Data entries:
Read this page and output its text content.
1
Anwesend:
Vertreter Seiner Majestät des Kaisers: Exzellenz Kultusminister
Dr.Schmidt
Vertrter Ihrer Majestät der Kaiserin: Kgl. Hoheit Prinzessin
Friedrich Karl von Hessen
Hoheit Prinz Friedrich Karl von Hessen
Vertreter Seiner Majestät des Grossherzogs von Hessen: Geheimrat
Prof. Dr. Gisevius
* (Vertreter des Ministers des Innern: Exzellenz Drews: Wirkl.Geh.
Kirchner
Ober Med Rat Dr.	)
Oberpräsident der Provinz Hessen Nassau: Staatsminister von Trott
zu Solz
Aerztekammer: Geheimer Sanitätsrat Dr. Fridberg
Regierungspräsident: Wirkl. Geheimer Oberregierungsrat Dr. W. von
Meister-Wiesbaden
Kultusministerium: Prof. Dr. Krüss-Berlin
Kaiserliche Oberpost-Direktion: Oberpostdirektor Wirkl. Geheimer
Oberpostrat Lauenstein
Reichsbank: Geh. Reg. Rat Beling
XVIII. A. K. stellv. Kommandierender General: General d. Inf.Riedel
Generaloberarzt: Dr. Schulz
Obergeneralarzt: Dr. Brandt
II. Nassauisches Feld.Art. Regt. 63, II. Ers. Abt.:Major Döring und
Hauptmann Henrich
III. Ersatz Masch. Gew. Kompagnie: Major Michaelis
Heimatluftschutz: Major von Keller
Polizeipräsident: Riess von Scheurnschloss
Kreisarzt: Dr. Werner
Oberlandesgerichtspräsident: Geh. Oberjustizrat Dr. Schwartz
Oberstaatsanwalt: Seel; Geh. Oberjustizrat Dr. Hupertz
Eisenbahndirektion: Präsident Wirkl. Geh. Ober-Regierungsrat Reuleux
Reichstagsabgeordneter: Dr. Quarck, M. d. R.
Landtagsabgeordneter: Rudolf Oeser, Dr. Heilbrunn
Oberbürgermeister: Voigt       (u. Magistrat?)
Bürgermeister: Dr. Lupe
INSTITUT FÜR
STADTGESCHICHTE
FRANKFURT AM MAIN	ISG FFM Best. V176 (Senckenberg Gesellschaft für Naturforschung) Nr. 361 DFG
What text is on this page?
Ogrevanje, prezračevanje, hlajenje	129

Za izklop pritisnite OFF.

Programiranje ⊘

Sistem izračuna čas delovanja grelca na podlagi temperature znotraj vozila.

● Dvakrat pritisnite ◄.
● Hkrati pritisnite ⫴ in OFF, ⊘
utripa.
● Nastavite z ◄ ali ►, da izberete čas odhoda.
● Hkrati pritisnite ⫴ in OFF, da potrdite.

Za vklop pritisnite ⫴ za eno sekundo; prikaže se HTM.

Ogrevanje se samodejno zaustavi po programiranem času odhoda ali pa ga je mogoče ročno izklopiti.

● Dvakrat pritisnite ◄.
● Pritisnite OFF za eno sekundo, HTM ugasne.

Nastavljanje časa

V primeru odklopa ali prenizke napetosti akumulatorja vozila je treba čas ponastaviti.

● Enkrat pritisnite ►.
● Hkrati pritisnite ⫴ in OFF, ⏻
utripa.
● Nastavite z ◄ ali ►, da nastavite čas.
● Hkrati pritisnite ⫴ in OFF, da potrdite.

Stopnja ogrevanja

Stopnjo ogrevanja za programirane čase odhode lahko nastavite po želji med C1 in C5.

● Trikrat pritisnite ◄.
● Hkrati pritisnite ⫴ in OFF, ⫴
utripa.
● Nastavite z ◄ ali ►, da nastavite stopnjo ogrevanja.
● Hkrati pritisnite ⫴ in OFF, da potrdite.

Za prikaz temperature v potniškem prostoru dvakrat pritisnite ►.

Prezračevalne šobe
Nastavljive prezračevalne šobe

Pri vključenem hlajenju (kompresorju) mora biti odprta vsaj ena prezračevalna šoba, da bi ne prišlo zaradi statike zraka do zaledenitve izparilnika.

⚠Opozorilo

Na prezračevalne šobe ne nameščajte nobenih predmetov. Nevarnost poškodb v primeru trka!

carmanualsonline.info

INSTRUCTIONS TO FOLLOW> Transcribe all the entries, keeping each one exactly as it is.

WRITTEN REPLY>
Read this page and output its text content.
1
Anwesend:
Vertreter Seiner Majestät des Kaisers: Exzellenz Kultusminister
Dr.Schmidt
Vertrter Ihrer Majestät der Kaiserin: Kgl. Hoheit Prinzessin
Friedrich Karl von Hessen
Hoheit Prinz Friedrich Karl von Hessen
Vertreter Seiner Majestät des Grossherzogs von Hessen: Geheimrat
Prof. Dr. Gisevius
* (Vertreter des Ministers des Innern: Exzellenz Drews: Wirkl.Geh.
Kirchner
Ober Med Rat Dr.	)
Oberpräsident der Provinz Hessen Nassau: Staatsminister von Trott
zu Solz
Aerztekammer: Geheimer Sanitätsrat Dr. Fridberg
Regierungspräsident: Wirkl. Geheimer Oberregierungsrat Dr. W. von
Meister-Wiesbaden
Kultusministerium: Prof. Dr. Krüss-Berlin
Kaiserliche Oberpost-Direktion: Oberpostdirektor Wirkl. Geheimer
Oberpostrat Lauenstein
Reichsbank: Geh. Reg. Rat Beling
XVIII. A. K. stellv. Kommandierender General: General d. Inf.Riedel
Generaloberarzt: Dr. Schulz
Obergeneralarzt: Dr. Brandt
II. Nassauisches Feld.Art. Regt. 63, II. Ers. Abt.:Major Döring und
Hauptmann Henrich
III. Ersatz Masch. Gew. Kompagnie: Major Michaelis
Heimatluftschutz: Major von Keller
Polizeipräsident: Riess von Scheurnschloss
Kreisarzt: Dr. Werner
Oberlandesgerichtspräsident: Geh. Oberjustizrat Dr. Schwartz
Oberstaatsanwalt: Seel; Geh. Oberjustizrat Dr. Hupertz
Eisenbahndirektion: Präsident Wirkl. Geh. Ober-Regierungsrat Reuleux
Reichstagsabgeordneter: Dr. Quarck, M. d. R.
Landtagsabgeordneter: Rudolf Oeser, Dr. Heilbrunn
Oberbürgermeister: Voigt       (u. Magistrat?)
Bürgermeister: Dr. Lupe
INSTITUT FÜR
STADTGESCHICHTE
FRANKFURT AM MAIN	ISG FFM Best. V176 (Senckenberg Gesellschaft für Naturforschung) Nr. 361 DFG
What text is on this page?
Ogrevanje, prezračevanje, hlajenje	129

Za izklop pritisnite OFF.

Programiranje ⊘

Sistem izračuna čas delovanja grelca na podlagi temperature znotraj vozila.

● Dvakrat pritisnite ◄.
● Hkrati pritisnite ⫴ in OFF, ⊘
utripa.
● Nastavite z ◄ ali ►, da izberete čas odhoda.
● Hkrati pritisnite ⫴ in OFF, da potrdite.

Za vklop pritisnite ⫴ za eno sekundo; prikaže se HTM.

Ogrevanje se samodejno zaustavi po programiranem času odhoda ali pa ga je mogoče ročno izklopiti.

● Dvakrat pritisnite ◄.
● Pritisnite OFF za eno sekundo, HTM ugasne.

Nastavljanje časa

V primeru odklopa ali prenizke napetosti akumulatorja vozila je treba čas ponastaviti.

● Enkrat pritisnite ►.
● Hkrati pritisnite ⫴ in OFF, ⏻
utripa.
● Nastavite z ◄ ali ►, da nastavite čas.
● Hkrati pritisnite ⫴ in OFF, da potrdite.

Stopnja ogrevanja

Stopnjo ogrevanja za programirane čase odhode lahko nastavite po želji med C1 in C5.

● Trikrat pritisnite ◄.
● Hkrati pritisnite ⫴ in OFF, ⫴
utripa.
● Nastavite z ◄ ali ►, da nastavite stopnjo ogrevanja.
● Hkrati pritisnite ⫴ in OFF, da potrdite.

Za prikaz temperature v potniškem prostoru dvakrat pritisnite ►.

Prezračevalne šobe
Nastavljive prezračevalne šobe

Pri vključenem hlajenju (kompresorju) mora biti odprta vsaj ena prezračevalna šoba, da bi ne prišlo zaradi statike zraka do zaledenitve izparilnika.

⚠Opozorilo

Na prezračevalne šobe ne nameščajte nobenih predmetov. Nevarnost poškodb v primeru trka!

carmanualsonline.info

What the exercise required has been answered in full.